>> START Given records

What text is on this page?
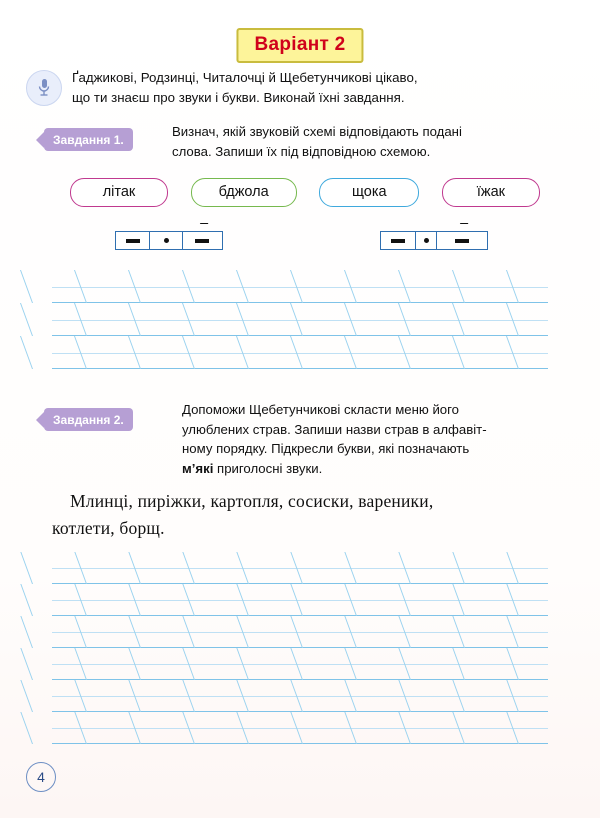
Варіант 2
Ґаджикові, Родзинці, Читалочці й Щебетунчикові цікаво,
що ти знаєш про звуки і букви. Виконай їхні завдання.
Завдання 1.
Визнач, якій звуковій схемі відповідають подані
слова. Запиши їх під відповідною схемою.
літак	бджола	щока	їжак
Завдання 2.
Допоможи Щебетунчикові скласти меню його
улюблених страв. Запиши назви страв в алфавіт-
ному порядку. Підкресли букви, які позначають
м’які приголосні звуки.
Млинці, пиріжки, картопля, сосиски, вареники,
котлети, борщ.
4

>> END Given records

What to work on: Leave out all images, then reproduce the entries above exactly.

Written solution:
What text is on this page?
Варіант 2
Ґаджикові, Родзинці, Читалочці й Щебетунчикові цікаво,
що ти знаєш про звуки і букви. Виконай їхні завдання.
Завдання 1.
Визнач, якій звуковій схемі відповідають подані
слова. Запиши їх під відповідною схемою.
літак	бджола	щока	їжак
Завдання 2.
Допоможи Щебетунчикові скласти меню його
улюблених страв. Запиши назви страв в алфавіт-
ному порядку. Підкресли букви, які позначають
м’які приголосні звуки.
Млинці, пиріжки, картопля, сосиски, вареники,
котлети, борщ.
4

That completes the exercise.